■ **What is being asked**:
Type out every line below exactly as it reads.

■ **Exercise material**:
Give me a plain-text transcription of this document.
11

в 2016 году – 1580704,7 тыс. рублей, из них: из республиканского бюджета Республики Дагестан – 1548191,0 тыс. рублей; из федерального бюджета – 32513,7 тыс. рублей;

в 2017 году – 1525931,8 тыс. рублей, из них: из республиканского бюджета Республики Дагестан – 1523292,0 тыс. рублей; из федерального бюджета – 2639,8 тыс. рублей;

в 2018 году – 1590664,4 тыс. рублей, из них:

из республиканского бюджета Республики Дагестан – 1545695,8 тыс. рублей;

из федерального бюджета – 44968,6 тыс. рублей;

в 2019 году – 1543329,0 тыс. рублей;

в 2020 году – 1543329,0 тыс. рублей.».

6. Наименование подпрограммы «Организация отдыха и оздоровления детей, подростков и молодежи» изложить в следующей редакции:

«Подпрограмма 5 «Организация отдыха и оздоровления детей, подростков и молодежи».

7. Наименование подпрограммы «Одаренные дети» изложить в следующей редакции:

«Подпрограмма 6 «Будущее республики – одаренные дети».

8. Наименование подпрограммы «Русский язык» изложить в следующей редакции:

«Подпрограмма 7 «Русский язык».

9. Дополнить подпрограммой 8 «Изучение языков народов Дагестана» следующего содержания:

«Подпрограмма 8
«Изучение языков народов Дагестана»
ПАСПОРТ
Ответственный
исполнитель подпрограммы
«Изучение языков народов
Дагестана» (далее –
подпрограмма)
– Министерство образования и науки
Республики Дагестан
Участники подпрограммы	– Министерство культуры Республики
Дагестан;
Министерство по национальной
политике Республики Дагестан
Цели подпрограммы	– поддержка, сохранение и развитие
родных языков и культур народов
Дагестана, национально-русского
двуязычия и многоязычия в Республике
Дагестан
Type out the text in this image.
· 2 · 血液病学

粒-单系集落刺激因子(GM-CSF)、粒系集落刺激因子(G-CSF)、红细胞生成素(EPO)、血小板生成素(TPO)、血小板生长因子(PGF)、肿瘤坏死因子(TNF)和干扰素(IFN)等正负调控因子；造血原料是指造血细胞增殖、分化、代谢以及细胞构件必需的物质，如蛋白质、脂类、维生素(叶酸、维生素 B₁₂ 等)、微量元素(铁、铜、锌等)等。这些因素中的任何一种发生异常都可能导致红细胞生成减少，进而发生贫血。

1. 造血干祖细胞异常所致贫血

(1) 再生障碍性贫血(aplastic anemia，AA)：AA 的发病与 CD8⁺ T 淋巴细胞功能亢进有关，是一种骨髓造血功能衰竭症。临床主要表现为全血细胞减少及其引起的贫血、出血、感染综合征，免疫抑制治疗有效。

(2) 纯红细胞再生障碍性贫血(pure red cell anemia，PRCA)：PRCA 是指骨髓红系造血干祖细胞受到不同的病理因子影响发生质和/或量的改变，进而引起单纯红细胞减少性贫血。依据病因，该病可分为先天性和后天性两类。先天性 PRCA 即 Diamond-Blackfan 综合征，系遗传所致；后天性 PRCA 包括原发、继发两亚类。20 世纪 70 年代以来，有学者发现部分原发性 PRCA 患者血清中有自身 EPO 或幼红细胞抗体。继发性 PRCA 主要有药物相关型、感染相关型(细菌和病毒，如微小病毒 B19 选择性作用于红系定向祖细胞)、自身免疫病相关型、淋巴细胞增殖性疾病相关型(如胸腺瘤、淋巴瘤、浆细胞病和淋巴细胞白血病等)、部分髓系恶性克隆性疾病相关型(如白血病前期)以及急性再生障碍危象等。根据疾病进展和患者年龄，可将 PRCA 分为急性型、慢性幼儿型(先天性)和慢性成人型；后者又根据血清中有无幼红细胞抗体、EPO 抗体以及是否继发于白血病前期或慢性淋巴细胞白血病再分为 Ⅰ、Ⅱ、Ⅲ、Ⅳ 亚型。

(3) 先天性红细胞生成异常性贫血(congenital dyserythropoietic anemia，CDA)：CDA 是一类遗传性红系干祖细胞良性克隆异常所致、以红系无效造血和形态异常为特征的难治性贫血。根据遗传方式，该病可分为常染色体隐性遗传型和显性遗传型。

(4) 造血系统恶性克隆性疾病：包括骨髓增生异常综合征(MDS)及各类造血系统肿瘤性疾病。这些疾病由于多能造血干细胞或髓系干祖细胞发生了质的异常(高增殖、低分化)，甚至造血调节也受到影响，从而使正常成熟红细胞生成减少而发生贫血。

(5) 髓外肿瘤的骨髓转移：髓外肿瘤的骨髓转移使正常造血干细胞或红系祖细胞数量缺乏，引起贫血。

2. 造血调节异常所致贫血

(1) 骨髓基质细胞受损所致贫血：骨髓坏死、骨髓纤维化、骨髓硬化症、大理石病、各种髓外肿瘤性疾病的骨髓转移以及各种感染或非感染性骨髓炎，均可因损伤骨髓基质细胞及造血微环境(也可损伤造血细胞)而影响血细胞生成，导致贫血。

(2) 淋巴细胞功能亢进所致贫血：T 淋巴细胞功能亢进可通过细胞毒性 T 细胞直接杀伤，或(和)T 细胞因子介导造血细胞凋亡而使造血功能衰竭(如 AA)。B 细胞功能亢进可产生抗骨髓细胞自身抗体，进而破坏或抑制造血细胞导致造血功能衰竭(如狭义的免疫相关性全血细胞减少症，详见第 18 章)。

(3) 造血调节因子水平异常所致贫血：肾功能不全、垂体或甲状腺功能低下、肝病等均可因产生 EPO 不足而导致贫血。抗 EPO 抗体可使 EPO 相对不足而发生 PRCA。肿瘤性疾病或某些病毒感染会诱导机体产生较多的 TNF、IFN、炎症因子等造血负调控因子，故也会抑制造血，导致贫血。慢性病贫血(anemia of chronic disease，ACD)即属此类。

■ **Solution to this problem**:
Give me a plain-text transcription of this document.
11

в 2016 году – 1580704,7 тыс. рублей, из них: из республиканского бюджета Республики Дагестан – 1548191,0 тыс. рублей; из федерального бюджета – 32513,7 тыс. рублей;

в 2017 году – 1525931,8 тыс. рублей, из них: из республиканского бюджета Республики Дагестан – 1523292,0 тыс. рублей; из федерального бюджета – 2639,8 тыс. рублей;

в 2018 году – 1590664,4 тыс. рублей, из них:

из республиканского бюджета Республики Дагестан – 1545695,8 тыс. рублей;

из федерального бюджета – 44968,6 тыс. рублей;

в 2019 году – 1543329,0 тыс. рублей;

в 2020 году – 1543329,0 тыс. рублей.».

6. Наименование подпрограммы «Организация отдыха и оздоровления детей, подростков и молодежи» изложить в следующей редакции:

«Подпрограмма 5 «Организация отдыха и оздоровления детей, подростков и молодежи».

7. Наименование подпрограммы «Одаренные дети» изложить в следующей редакции:

«Подпрограмма 6 «Будущее республики – одаренные дети».

8. Наименование подпрограммы «Русский язык» изложить в следующей редакции:

«Подпрограмма 7 «Русский язык».

9. Дополнить подпрограммой 8 «Изучение языков народов Дагестана» следующего содержания:

«Подпрограмма 8
«Изучение языков народов Дагестана»
ПАСПОРТ
Ответственный
исполнитель подпрограммы
«Изучение языков народов
Дагестана» (далее –
подпрограмма)
– Министерство образования и науки
Республики Дагестан
Участники подпрограммы	– Министерство культуры Республики
Дагестан;
Министерство по национальной
политике Республики Дагестан
Цели подпрограммы	– поддержка, сохранение и развитие
родных языков и культур народов
Дагестана, национально-русского
двуязычия и многоязычия в Республике
Дагестан
Type out the text in this image.
· 2 · 血液病学

粒-单系集落刺激因子(GM-CSF)、粒系集落刺激因子(G-CSF)、红细胞生成素(EPO)、血小板生成素(TPO)、血小板生长因子(PGF)、肿瘤坏死因子(TNF)和干扰素(IFN)等正负调控因子；造血原料是指造血细胞增殖、分化、代谢以及细胞构件必需的物质，如蛋白质、脂类、维生素(叶酸、维生素 B₁₂ 等)、微量元素(铁、铜、锌等)等。这些因素中的任何一种发生异常都可能导致红细胞生成减少，进而发生贫血。

1. 造血干祖细胞异常所致贫血

(1) 再生障碍性贫血(aplastic anemia，AA)：AA 的发病与 CD8⁺ T 淋巴细胞功能亢进有关，是一种骨髓造血功能衰竭症。临床主要表现为全血细胞减少及其引起的贫血、出血、感染综合征，免疫抑制治疗有效。

(2) 纯红细胞再生障碍性贫血(pure red cell anemia，PRCA)：PRCA 是指骨髓红系造血干祖细胞受到不同的病理因子影响发生质和/或量的改变，进而引起单纯红细胞减少性贫血。依据病因，该病可分为先天性和后天性两类。先天性 PRCA 即 Diamond-Blackfan 综合征，系遗传所致；后天性 PRCA 包括原发、继发两亚类。20 世纪 70 年代以来，有学者发现部分原发性 PRCA 患者血清中有自身 EPO 或幼红细胞抗体。继发性 PRCA 主要有药物相关型、感染相关型(细菌和病毒，如微小病毒 B19 选择性作用于红系定向祖细胞)、自身免疫病相关型、淋巴细胞增殖性疾病相关型(如胸腺瘤、淋巴瘤、浆细胞病和淋巴细胞白血病等)、部分髓系恶性克隆性疾病相关型(如白血病前期)以及急性再生障碍危象等。根据疾病进展和患者年龄，可将 PRCA 分为急性型、慢性幼儿型(先天性)和慢性成人型；后者又根据血清中有无幼红细胞抗体、EPO 抗体以及是否继发于白血病前期或慢性淋巴细胞白血病再分为 Ⅰ、Ⅱ、Ⅲ、Ⅳ 亚型。

(3) 先天性红细胞生成异常性贫血(congenital dyserythropoietic anemia，CDA)：CDA 是一类遗传性红系干祖细胞良性克隆异常所致、以红系无效造血和形态异常为特征的难治性贫血。根据遗传方式，该病可分为常染色体隐性遗传型和显性遗传型。

(4) 造血系统恶性克隆性疾病：包括骨髓增生异常综合征(MDS)及各类造血系统肿瘤性疾病。这些疾病由于多能造血干细胞或髓系干祖细胞发生了质的异常(高增殖、低分化)，甚至造血调节也受到影响，从而使正常成熟红细胞生成减少而发生贫血。

(5) 髓外肿瘤的骨髓转移：髓外肿瘤的骨髓转移使正常造血干细胞或红系祖细胞数量缺乏，引起贫血。

2. 造血调节异常所致贫血

(1) 骨髓基质细胞受损所致贫血：骨髓坏死、骨髓纤维化、骨髓硬化症、大理石病、各种髓外肿瘤性疾病的骨髓转移以及各种感染或非感染性骨髓炎，均可因损伤骨髓基质细胞及造血微环境(也可损伤造血细胞)而影响血细胞生成，导致贫血。

(2) 淋巴细胞功能亢进所致贫血：T 淋巴细胞功能亢进可通过细胞毒性 T 细胞直接杀伤，或(和)T 细胞因子介导造血细胞凋亡而使造血功能衰竭(如 AA)。B 细胞功能亢进可产生抗骨髓细胞自身抗体，进而破坏或抑制造血细胞导致造血功能衰竭(如狭义的免疫相关性全血细胞减少症，详见第 18 章)。

(3) 造血调节因子水平异常所致贫血：肾功能不全、垂体或甲状腺功能低下、肝病等均可因产生 EPO 不足而导致贫血。抗 EPO 抗体可使 EPO 相对不足而发生 PRCA。肿瘤性疾病或某些病毒感染会诱导机体产生较多的 TNF、IFN、炎症因子等造血负调控因子，故也会抑制造血，导致贫血。慢性病贫血(anemia of chronic disease，ACD)即属此类。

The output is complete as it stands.